***** Texto dado
Gabriel tiene 11 años y estudia 5to grado. Suele caminar desde San Agustín, donde vive, hasta la avenida Victoria, en Caracas, para procurarse algo de comida. La periodista Carmen Victoria Inojosa se ha encontrado con él en las cercanías de su edificio. Lo ha observado, ha conversado con él y escribió esta historia, que es la del nuevo niño de la calle en Venezuela.
Ilustraciones: Mario D. Giménez
Sus mejillas son pequeñas y delgadas, pero en ellas cabe la suciedad de toda la avenida Victoria. Desde hace varios días lo estoy viendo en los alrededores del edificio donde vivo. En ese andar por la zona, calle arriba, calle abajo, se detiene en cada esquina para hurgar y oler lo que otros han desechado. En lugar de sentarse a comer en la mesa, extiende sus piernas en la acera. En medio de ellas, pone una bolsa negra que lo sobrepasa, y se dispone a revisarla concienzudamente.
**********
### [Tarea breve]
Sigue escribiendo el texto sobre Gabriel, el niño que busca comida en la avenida Victoria, a partir de donde termina. Los registros no tienen nada que ver con el texto.
***** Registros dados
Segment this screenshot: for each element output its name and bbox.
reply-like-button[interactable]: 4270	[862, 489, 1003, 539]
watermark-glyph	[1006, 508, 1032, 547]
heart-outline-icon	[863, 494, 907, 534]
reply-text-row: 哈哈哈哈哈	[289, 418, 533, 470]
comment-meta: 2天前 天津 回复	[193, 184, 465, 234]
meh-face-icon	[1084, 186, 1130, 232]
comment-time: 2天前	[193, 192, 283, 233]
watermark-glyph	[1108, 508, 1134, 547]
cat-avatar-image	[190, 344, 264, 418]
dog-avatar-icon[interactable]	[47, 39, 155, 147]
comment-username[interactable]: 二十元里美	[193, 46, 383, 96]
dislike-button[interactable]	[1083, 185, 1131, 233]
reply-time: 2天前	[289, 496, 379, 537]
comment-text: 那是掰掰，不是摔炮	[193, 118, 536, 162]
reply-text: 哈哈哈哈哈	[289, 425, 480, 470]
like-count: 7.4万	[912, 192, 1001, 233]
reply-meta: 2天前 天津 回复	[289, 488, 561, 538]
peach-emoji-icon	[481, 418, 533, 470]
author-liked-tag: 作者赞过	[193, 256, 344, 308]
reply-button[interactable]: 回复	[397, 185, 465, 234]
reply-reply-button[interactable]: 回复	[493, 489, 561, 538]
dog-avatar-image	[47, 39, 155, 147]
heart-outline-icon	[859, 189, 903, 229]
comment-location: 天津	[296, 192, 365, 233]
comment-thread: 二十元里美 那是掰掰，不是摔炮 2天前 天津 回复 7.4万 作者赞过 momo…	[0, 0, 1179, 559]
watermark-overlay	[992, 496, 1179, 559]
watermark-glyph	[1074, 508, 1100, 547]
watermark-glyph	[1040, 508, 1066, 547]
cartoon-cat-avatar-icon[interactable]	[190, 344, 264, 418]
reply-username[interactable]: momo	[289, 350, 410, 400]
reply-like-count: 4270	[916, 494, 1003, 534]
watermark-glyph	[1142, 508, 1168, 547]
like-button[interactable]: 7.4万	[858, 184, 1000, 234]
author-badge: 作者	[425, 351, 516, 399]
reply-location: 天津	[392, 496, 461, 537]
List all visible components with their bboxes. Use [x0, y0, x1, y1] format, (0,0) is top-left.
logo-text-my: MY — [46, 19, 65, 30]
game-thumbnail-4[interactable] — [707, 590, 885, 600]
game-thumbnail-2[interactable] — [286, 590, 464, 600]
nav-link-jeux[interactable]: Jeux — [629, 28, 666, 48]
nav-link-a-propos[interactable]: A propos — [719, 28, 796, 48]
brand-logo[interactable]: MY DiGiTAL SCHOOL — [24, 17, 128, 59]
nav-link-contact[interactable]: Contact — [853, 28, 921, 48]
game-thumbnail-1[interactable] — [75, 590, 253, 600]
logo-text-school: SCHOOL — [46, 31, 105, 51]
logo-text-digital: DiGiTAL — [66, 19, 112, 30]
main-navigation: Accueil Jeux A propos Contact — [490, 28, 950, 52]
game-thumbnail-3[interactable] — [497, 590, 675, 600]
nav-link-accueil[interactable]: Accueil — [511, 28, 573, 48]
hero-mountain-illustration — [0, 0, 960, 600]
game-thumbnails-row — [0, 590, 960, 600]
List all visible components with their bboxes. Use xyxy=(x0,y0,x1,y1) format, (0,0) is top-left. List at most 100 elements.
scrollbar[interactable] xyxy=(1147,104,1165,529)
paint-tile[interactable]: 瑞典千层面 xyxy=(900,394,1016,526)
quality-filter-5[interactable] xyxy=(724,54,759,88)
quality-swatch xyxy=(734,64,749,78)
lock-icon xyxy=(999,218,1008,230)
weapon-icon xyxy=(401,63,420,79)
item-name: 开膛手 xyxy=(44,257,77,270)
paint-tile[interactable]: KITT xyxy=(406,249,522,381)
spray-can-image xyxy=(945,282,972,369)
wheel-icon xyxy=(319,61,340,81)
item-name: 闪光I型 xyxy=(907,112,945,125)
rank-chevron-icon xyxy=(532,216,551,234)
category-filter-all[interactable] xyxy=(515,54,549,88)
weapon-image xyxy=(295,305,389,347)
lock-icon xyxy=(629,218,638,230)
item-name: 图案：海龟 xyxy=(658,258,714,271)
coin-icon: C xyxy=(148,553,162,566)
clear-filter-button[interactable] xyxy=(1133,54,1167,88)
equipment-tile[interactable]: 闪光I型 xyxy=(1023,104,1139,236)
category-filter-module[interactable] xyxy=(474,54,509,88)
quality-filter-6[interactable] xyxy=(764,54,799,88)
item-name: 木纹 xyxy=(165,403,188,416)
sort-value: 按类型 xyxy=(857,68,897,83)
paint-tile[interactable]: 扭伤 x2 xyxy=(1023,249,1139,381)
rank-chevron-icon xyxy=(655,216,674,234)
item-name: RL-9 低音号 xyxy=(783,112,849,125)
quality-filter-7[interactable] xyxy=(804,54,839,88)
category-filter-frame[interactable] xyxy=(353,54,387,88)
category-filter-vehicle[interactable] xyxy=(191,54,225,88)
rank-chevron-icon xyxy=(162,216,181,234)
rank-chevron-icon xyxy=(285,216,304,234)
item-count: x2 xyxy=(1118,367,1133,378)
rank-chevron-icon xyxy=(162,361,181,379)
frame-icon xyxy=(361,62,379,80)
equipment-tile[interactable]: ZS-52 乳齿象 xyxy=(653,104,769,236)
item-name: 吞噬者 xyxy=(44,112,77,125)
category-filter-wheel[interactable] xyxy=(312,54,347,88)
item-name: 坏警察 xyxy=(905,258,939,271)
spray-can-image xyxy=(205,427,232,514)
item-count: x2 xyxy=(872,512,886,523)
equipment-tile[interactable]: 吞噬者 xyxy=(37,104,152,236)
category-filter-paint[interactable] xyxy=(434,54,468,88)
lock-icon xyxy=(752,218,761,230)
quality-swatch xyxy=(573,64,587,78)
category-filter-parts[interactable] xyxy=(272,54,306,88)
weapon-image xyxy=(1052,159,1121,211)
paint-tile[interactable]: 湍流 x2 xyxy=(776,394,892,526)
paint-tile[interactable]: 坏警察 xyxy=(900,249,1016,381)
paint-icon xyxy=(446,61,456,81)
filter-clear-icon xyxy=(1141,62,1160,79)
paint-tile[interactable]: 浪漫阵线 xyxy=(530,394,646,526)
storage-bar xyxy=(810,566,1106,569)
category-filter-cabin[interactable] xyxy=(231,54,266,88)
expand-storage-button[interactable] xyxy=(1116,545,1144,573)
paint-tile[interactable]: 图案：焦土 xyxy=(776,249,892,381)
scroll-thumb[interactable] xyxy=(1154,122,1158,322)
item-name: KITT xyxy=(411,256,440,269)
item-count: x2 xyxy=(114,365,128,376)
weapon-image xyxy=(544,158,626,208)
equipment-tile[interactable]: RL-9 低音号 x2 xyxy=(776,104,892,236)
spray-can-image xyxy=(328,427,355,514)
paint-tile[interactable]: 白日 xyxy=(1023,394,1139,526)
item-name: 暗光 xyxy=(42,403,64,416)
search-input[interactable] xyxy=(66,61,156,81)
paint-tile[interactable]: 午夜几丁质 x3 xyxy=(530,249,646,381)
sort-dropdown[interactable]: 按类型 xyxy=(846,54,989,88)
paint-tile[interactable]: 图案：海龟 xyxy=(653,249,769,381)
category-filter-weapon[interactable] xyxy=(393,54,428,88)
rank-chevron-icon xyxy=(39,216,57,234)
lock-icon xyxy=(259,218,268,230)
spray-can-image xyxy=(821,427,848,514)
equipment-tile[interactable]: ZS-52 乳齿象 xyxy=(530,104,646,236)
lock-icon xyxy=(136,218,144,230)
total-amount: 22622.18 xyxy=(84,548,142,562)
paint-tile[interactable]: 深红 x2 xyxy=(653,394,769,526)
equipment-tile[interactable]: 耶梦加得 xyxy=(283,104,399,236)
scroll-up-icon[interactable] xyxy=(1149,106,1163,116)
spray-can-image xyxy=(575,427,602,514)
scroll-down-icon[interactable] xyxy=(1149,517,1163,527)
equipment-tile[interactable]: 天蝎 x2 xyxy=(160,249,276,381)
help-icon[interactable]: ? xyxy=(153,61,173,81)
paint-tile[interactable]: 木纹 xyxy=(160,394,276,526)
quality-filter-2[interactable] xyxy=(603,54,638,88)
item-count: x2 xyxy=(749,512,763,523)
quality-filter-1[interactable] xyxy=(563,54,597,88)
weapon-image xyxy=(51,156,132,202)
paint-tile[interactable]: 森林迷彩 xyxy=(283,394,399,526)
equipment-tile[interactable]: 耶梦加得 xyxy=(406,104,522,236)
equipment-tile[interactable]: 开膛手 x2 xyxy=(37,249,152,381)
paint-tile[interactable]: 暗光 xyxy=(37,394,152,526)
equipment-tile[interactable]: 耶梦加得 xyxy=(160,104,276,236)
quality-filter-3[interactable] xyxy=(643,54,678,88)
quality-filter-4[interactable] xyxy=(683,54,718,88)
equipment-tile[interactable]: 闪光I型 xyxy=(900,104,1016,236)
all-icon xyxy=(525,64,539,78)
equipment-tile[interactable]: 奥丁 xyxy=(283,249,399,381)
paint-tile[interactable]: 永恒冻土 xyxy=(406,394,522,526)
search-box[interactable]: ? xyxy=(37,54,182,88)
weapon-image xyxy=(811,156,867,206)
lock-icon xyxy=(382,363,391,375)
**********
### [Respuesta]
Sin éxito se levanta y continúa su camino.
Hoy salió de su casa, en San Agustín, e hizo un recorrido de casi 2 kilómetros, en la búsqueda de lo que parece más fácil encontrar en la calle que en su despensa. “A veces” es la expresión que utiliza para referirse a la frecuencia con que come y qué come.
Ahora está sentando en la esquina de un restaurante de comida árabe, atento a lo que podría estar próximo a caer en el pote de basura. Cada tanto, sin levantarse, se va deslizando sobre el murito, y sus ágiles dedos se van acercando al cesto. Detrás de él un hombre mastica apresurado: sin terminar de tragar, toma refresco, se levanta y deja una porción de pan sobre la bandeja que tira.
Gabriel da un giro a su cuerpo. Coloca los pies de puntillas e intenta tomar impulso. De pronto, parte de él ya no se ve. Consigue estirar el brazo para tantear en el fondo del contenedor. En segundos atrapa algo y los pies vuelven a incorporarse al suelo.
Tiene 11 años. No habla de comiquitas, tampoco de la escuela, aunque me ha dicho que estudia quinto grado. Arruga la nariz y aprieta los labios cuando escucha esa palabra.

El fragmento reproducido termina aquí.